(Dataset entries on figures)
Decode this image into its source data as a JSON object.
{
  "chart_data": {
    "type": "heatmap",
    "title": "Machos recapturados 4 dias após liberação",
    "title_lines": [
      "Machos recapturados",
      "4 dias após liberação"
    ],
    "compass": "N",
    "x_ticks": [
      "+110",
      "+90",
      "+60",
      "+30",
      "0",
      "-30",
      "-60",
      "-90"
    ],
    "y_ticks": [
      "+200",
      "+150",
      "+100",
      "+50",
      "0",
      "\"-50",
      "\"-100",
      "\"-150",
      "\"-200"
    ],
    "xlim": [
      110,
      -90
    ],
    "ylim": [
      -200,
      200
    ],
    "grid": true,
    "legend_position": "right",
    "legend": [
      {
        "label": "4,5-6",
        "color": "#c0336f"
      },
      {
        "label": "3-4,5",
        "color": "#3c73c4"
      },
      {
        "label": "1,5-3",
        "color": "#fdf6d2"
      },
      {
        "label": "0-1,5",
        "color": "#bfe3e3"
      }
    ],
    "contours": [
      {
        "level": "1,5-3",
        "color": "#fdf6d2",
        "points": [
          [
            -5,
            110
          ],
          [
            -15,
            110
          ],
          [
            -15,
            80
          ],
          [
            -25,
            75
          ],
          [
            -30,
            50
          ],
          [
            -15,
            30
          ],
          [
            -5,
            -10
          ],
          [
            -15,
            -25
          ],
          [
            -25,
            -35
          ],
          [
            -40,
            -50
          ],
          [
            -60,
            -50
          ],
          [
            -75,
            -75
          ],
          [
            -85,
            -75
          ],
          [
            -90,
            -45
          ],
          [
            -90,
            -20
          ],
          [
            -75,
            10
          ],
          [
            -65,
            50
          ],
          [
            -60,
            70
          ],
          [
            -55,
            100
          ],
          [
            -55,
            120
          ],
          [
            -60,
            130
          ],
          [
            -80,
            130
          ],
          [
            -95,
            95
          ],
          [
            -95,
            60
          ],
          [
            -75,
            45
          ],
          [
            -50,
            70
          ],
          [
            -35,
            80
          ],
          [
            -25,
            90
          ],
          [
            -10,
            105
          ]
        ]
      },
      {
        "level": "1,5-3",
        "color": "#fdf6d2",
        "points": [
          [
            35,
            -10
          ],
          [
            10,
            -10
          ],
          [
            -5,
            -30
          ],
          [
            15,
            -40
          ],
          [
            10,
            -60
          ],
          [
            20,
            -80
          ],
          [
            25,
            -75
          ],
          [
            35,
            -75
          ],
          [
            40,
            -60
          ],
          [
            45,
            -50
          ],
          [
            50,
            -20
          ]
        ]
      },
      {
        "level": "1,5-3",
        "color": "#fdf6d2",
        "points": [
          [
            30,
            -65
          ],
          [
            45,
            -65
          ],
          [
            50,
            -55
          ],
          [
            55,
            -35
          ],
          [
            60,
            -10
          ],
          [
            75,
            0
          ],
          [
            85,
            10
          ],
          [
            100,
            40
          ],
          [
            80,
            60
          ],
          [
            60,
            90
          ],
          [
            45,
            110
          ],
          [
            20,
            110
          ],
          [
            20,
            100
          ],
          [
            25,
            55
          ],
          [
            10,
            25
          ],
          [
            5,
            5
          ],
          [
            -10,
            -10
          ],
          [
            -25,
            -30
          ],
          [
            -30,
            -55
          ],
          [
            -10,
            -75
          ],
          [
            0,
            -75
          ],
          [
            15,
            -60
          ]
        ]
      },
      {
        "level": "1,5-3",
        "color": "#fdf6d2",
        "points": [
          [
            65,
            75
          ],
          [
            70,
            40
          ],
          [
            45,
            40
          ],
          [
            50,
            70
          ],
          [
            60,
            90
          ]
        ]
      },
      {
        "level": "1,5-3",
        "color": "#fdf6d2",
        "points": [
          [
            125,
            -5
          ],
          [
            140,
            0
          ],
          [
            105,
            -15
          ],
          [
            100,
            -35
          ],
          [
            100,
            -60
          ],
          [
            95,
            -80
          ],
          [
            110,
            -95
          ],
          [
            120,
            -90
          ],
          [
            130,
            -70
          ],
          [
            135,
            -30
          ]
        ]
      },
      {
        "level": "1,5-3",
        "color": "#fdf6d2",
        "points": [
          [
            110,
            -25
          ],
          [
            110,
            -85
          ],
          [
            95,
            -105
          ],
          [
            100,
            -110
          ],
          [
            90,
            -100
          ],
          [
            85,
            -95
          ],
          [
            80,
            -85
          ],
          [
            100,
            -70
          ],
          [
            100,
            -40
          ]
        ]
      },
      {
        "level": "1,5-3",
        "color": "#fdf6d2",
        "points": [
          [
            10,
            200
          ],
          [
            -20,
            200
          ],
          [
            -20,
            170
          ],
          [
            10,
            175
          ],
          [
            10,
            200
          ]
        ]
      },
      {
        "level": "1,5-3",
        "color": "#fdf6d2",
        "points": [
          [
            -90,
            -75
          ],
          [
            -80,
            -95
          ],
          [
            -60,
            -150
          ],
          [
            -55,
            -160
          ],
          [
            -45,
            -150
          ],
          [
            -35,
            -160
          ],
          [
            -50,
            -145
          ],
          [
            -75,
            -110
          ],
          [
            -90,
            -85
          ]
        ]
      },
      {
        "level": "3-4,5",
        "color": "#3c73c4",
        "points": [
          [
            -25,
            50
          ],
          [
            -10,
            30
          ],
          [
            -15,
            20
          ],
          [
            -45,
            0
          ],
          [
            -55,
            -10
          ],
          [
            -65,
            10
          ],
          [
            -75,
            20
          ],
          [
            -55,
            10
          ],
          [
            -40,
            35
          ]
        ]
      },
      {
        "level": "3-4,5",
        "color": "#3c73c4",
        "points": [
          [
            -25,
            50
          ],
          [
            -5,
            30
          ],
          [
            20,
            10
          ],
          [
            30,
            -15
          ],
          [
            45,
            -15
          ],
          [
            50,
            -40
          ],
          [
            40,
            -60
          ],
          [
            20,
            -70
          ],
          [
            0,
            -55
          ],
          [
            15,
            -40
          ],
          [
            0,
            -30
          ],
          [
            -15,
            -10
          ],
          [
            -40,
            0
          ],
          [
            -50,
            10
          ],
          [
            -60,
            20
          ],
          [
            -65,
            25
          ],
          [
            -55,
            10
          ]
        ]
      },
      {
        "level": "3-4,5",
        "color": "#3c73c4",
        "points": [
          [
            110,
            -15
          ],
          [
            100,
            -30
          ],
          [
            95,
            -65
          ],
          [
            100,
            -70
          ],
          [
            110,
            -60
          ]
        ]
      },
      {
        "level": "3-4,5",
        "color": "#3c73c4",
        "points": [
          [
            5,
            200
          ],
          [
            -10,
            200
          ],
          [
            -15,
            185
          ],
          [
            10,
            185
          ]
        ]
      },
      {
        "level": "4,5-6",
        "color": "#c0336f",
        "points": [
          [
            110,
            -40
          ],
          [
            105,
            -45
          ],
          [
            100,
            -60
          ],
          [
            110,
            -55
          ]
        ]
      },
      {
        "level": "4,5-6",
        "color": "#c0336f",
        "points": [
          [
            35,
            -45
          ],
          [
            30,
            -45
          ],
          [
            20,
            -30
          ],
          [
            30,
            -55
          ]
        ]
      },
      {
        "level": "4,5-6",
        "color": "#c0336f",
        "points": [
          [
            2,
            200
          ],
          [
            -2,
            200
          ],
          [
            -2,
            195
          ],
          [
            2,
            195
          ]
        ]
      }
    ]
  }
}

_Exercise description_
The records above should be restated word for word, please.

_Completed task_
Decode this image into its source data as a JSON object.
{
  "chart_data": {
    "type": "heatmap",
    "title": "Machos recapturados 4 dias após liberação",
    "title_lines": [
      "Machos recapturados",
      "4 dias após liberação"
    ],
    "compass": "N",
    "x_ticks": [
      "+110",
      "+90",
      "+60",
      "+30",
      "0",
      "-30",
      "-60",
      "-90"
    ],
    "y_ticks": [
      "+200",
      "+150",
      "+100",
      "+50",
      "0",
      "\"-50",
      "\"-100",
      "\"-150",
      "\"-200"
    ],
    "xlim": [
      110,
      -90
    ],
    "ylim": [
      -200,
      200
    ],
    "grid": true,
    "legend_position": "right",
    "legend": [
      {
        "label": "4,5-6",
        "color": "#c0336f"
      },
      {
        "label": "3-4,5",
        "color": "#3c73c4"
      },
      {
        "label": "1,5-3",
        "color": "#fdf6d2"
      },
      {
        "label": "0-1,5",
        "color": "#bfe3e3"
      }
    ],
    "contours": [
      {
        "level": "1,5-3",
        "color": "#fdf6d2",
        "points": [
          [
            -5,
            110
          ],
          [
            -15,
            110
          ],
          [
            -15,
            80
          ],
          [
            -25,
            75
          ],
          [
            -30,
            50
          ],
          [
            -15,
            30
          ],
          [
            -5,
            -10
          ],
          [
            -15,
            -25
          ],
          [
            -25,
            -35
          ],
          [
            -40,
            -50
          ],
          [
            -60,
            -50
          ],
          [
            -75,
            -75
          ],
          [
            -85,
            -75
          ],
          [
            -90,
            -45
          ],
          [
            -90,
            -20
          ],
          [
            -75,
            10
          ],
          [
            -65,
            50
          ],
          [
            -60,
            70
          ],
          [
            -55,
            100
          ],
          [
            -55,
            120
          ],
          [
            -60,
            130
          ],
          [
            -80,
            130
          ],
          [
            -95,
            95
          ],
          [
            -95,
            60
          ],
          [
            -75,
            45
          ],
          [
            -50,
            70
          ],
          [
            -35,
            80
          ],
          [
            -25,
            90
          ],
          [
            -10,
            105
          ]
        ]
      },
      {
        "level": "1,5-3",
        "color": "#fdf6d2",
        "points": [
          [
            35,
            -10
          ],
          [
            10,
            -10
          ],
          [
            -5,
            -30
          ],
          [
            15,
            -40
          ],
          [
            10,
            -60
          ],
          [
            20,
            -80
          ],
          [
            25,
            -75
          ],
          [
            35,
            -75
          ],
          [
            40,
            -60
          ],
          [
            45,
            -50
          ],
          [
            50,
            -20
          ]
        ]
      },
      {
        "level": "1,5-3",
        "color": "#fdf6d2",
        "points": [
          [
            30,
            -65
          ],
          [
            45,
            -65
          ],
          [
            50,
            -55
          ],
          [
            55,
            -35
          ],
          [
            60,
            -10
          ],
          [
            75,
            0
          ],
          [
            85,
            10
          ],
          [
            100,
            40
          ],
          [
            80,
            60
          ],
          [
            60,
            90
          ],
          [
            45,
            110
          ],
          [
            20,
            110
          ],
          [
            20,
            100
          ],
          [
            25,
            55
          ],
          [
            10,
            25
          ],
          [
            5,
            5
          ],
          [
            -10,
            -10
          ],
          [
            -25,
            -30
          ],
          [
            -30,
            -55
          ],
          [
            -10,
            -75
          ],
          [
            0,
            -75
          ],
          [
            15,
            -60
          ]
        ]
      },
      {
        "level": "1,5-3",
        "color": "#fdf6d2",
        "points": [
          [
            65,
            75
          ],
          [
            70,
            40
          ],
          [
            45,
            40
          ],
          [
            50,
            70
          ],
          [
            60,
            90
          ]
        ]
      },
      {
        "level": "1,5-3",
        "color": "#fdf6d2",
        "points": [
          [
            125,
            -5
          ],
          [
            140,
            0
          ],
          [
            105,
            -15
          ],
          [
            100,
            -35
          ],
          [
            100,
            -60
          ],
          [
            95,
            -80
          ],
          [
            110,
            -95
          ],
          [
            120,
            -90
          ],
          [
            130,
            -70
          ],
          [
            135,
            -30
          ]
        ]
      },
      {
        "level": "1,5-3",
        "color": "#fdf6d2",
        "points": [
          [
            110,
            -25
          ],
          [
            110,
            -85
          ],
          [
            95,
            -105
          ],
          [
            100,
            -110
          ],
          [
            90,
            -100
          ],
          [
            85,
            -95
          ],
          [
            80,
            -85
          ],
          [
            100,
            -70
          ],
          [
            100,
            -40
          ]
        ]
      },
      {
        "level": "1,5-3",
        "color": "#fdf6d2",
        "points": [
          [
            10,
            200
          ],
          [
            -20,
            200
          ],
          [
            -20,
            170
          ],
          [
            10,
            175
          ],
          [
            10,
            200
          ]
        ]
      },
      {
        "level": "1,5-3",
        "color": "#fdf6d2",
        "points": [
          [
            -90,
            -75
          ],
          [
            -80,
            -95
          ],
          [
            -60,
            -150
          ],
          [
            -55,
            -160
          ],
          [
            -45,
            -150
          ],
          [
            -35,
            -160
          ],
          [
            -50,
            -145
          ],
          [
            -75,
            -110
          ],
          [
            -90,
            -85
          ]
        ]
      },
      {
        "level": "3-4,5",
        "color": "#3c73c4",
        "points": [
          [
            -25,
            50
          ],
          [
            -10,
            30
          ],
          [
            -15,
            20
          ],
          [
            -45,
            0
          ],
          [
            -55,
            -10
          ],
          [
            -65,
            10
          ],
          [
            -75,
            20
          ],
          [
            -55,
            10
          ],
          [
            -40,
            35
          ]
        ]
      },
      {
        "level": "3-4,5",
        "color": "#3c73c4",
        "points": [
          [
            -25,
            50
          ],
          [
            -5,
            30
          ],
          [
            20,
            10
          ],
          [
            30,
            -15
          ],
          [
            45,
            -15
          ],
          [
            50,
            -40
          ],
          [
            40,
            -60
          ],
          [
            20,
            -70
          ],
          [
            0,
            -55
          ],
          [
            15,
            -40
          ],
          [
            0,
            -30
          ],
          [
            -15,
            -10
          ],
          [
            -40,
            0
          ],
          [
            -50,
            10
          ],
          [
            -60,
            20
          ],
          [
            -65,
            25
          ],
          [
            -55,
            10
          ]
        ]
      },
      {
        "level": "3-4,5",
        "color": "#3c73c4",
        "points": [
          [
            110,
            -15
          ],
          [
            100,
            -30
          ],
          [
            95,
            -65
          ],
          [
            100,
            -70
          ],
          [
            110,
            -60
          ]
        ]
      },
      {
        "level": "3-4,5",
        "color": "#3c73c4",
        "points": [
          [
            5,
            200
          ],
          [
            -10,
            200
          ],
          [
            -15,
            185
          ],
          [
            10,
            185
          ]
        ]
      },
      {
        "level": "4,5-6",
        "color": "#c0336f",
        "points": [
          [
            110,
            -40
          ],
          [
            105,
            -45
          ],
          [
            100,
            -60
          ],
          [
            110,
            -55
          ]
        ]
      },
      {
        "level": "4,5-6",
        "color": "#c0336f",
        "points": [
          [
            35,
            -45
          ],
          [
            30,
            -45
          ],
          [
            20,
            -30
          ],
          [
            30,
            -55
          ]
        ]
      },
      {
        "level": "4,5-6",
        "color": "#c0336f",
        "points": [
          [
            2,
            200
          ],
          [
            -2,
            200
          ],
          [
            -2,
            195
          ],
          [
            2,
            195
          ]
        ]
      }
    ]
  }
}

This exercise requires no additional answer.